> [Task requirements]:
Give every line from the entries that contains "Open".

Dataset items
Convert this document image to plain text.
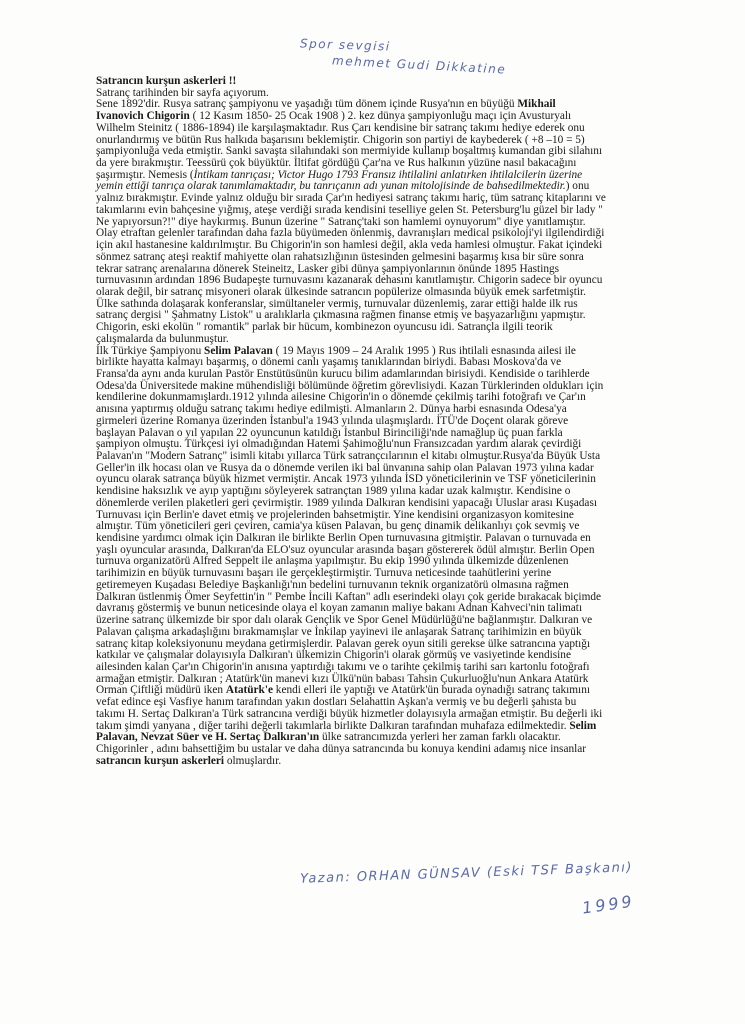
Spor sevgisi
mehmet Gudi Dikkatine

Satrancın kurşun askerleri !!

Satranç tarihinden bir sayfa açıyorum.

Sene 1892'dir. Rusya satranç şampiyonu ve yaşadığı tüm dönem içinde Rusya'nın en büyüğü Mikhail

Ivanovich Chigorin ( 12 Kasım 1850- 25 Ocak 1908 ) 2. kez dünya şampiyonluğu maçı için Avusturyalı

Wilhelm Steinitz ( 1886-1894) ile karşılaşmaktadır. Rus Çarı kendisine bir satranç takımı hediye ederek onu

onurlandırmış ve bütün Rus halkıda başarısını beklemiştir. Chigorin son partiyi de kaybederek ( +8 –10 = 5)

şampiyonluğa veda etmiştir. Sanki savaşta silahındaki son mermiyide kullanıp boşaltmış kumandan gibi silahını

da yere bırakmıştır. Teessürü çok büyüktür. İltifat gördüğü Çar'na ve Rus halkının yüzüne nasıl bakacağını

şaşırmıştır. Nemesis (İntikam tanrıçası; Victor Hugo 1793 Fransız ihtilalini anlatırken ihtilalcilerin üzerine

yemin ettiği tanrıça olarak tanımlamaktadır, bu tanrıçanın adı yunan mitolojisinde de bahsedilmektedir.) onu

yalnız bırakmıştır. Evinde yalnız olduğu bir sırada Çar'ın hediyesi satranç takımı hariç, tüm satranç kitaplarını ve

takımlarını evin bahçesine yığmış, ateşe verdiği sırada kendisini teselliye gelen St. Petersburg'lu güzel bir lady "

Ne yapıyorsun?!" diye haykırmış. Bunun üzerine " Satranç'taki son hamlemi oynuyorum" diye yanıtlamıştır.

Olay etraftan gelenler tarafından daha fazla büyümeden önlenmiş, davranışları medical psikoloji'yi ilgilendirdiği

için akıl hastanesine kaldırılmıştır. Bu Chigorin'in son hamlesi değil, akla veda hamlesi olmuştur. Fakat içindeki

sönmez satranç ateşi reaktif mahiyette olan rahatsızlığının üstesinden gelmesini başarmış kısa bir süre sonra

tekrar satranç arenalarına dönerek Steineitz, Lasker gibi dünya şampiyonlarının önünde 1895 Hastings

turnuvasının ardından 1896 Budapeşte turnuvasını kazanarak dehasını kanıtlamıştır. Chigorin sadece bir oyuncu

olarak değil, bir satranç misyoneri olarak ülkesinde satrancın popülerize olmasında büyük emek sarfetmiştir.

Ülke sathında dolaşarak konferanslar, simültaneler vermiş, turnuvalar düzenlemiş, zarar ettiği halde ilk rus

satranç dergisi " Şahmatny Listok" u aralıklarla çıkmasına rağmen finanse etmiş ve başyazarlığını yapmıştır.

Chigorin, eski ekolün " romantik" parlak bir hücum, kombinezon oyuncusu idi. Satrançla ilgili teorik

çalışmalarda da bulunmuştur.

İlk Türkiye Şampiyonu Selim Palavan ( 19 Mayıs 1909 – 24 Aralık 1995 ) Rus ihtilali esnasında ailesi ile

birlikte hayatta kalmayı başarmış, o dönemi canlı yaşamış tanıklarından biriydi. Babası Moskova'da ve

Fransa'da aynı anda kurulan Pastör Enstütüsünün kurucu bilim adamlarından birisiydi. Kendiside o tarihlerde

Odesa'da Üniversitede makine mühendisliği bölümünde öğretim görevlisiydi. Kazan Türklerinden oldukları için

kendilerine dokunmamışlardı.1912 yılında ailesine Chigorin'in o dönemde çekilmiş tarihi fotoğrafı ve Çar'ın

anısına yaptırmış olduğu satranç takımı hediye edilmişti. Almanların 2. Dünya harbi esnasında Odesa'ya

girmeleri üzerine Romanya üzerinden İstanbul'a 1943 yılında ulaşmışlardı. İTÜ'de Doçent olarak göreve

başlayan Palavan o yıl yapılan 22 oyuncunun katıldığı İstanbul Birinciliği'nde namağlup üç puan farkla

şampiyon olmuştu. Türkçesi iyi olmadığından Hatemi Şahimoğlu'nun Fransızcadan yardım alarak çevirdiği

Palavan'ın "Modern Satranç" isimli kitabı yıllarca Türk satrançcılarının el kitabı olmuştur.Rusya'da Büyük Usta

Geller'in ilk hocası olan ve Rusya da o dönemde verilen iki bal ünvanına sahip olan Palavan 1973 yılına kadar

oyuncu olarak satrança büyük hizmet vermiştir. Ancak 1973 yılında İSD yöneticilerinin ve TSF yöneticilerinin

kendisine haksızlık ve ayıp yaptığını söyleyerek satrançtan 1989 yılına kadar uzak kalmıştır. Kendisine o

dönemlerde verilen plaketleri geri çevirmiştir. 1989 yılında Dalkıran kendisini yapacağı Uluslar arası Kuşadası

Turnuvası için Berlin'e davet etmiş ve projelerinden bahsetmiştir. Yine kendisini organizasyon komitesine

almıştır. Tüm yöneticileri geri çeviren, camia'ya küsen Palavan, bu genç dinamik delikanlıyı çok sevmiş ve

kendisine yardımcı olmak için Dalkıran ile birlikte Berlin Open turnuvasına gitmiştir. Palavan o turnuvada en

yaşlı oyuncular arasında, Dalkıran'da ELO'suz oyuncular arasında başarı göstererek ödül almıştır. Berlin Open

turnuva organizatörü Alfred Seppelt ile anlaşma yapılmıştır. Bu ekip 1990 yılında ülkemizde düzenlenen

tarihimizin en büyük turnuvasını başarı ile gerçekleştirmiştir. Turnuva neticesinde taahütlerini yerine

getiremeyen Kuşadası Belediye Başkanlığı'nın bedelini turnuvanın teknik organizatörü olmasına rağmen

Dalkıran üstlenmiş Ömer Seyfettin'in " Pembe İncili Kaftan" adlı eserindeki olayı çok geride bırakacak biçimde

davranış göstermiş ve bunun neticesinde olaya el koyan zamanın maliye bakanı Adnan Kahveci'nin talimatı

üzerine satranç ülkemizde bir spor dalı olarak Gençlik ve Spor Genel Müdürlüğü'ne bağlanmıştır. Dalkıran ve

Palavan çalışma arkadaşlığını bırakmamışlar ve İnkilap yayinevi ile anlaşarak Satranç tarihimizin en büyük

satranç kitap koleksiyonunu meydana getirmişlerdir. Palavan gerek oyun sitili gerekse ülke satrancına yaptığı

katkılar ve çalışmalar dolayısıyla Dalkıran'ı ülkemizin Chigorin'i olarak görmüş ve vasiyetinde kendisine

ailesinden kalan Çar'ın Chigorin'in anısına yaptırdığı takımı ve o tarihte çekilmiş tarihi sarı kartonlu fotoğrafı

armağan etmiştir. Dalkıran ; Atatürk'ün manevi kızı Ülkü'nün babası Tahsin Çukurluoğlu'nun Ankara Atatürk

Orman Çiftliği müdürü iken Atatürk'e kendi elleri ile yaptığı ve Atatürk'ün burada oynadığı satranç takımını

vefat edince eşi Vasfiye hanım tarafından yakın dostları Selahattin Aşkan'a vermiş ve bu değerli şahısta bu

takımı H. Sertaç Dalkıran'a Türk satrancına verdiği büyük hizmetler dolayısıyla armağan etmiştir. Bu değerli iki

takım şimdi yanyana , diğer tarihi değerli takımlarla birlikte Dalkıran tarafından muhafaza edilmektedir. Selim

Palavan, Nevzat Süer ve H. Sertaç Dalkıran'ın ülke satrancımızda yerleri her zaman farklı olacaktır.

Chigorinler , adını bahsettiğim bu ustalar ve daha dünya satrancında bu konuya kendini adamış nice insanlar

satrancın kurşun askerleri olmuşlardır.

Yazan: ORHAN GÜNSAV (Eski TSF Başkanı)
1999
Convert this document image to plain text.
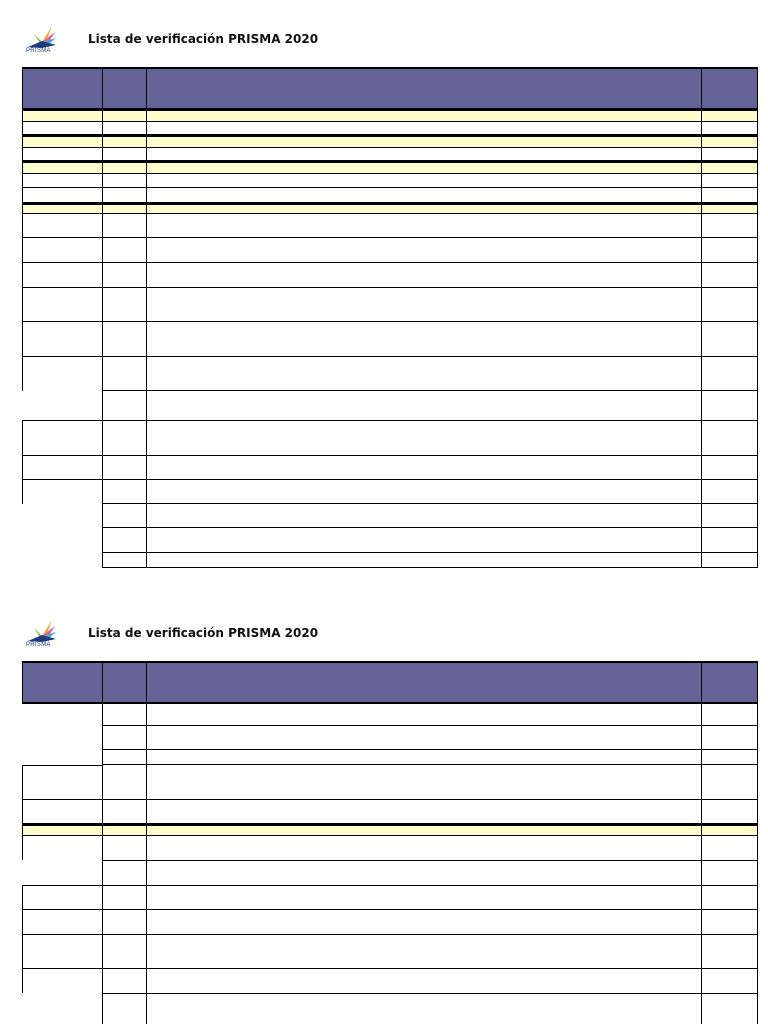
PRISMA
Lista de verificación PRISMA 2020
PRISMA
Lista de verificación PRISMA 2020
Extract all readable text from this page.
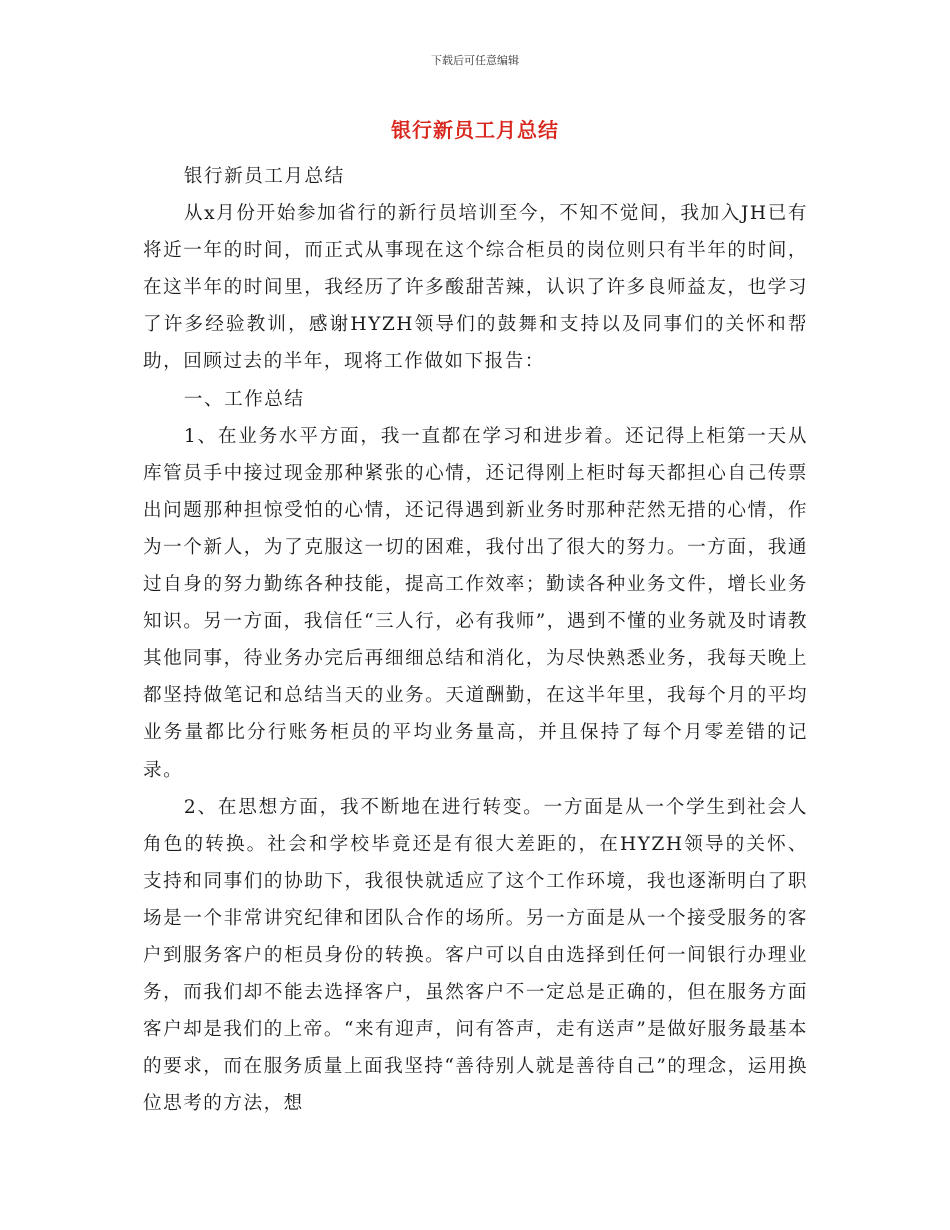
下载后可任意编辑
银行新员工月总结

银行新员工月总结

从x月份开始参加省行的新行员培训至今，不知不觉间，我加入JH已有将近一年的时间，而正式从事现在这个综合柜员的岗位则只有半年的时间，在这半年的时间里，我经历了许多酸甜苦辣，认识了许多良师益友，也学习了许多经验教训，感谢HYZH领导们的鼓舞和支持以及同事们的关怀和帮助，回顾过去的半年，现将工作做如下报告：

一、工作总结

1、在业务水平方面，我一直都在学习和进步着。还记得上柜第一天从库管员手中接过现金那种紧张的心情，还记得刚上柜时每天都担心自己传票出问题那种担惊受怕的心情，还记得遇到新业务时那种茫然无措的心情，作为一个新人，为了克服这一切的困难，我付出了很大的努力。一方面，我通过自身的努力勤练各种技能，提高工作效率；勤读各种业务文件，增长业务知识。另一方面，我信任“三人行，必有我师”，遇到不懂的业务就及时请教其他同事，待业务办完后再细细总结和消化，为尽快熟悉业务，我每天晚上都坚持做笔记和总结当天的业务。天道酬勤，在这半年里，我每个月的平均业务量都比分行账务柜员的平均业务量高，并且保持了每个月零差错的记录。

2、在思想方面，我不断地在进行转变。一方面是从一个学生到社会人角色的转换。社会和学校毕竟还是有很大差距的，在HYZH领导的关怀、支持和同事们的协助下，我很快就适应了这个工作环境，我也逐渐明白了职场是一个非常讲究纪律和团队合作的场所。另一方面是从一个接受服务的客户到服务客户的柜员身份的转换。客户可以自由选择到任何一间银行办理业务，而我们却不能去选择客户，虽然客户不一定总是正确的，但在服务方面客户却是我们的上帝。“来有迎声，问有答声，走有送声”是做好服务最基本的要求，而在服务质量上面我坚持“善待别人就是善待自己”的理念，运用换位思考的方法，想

> [In response]:
kendisine yardımcı olmak için Dalkıran ile birlikte Berlin Open turnuvasına gitmiştir. Palavan o turnuvada en
yaşlı oyuncular arasında, Dalkıran'da ELO'suz oyuncular arasında başarı göstererek ödül almıştır. Berlin Open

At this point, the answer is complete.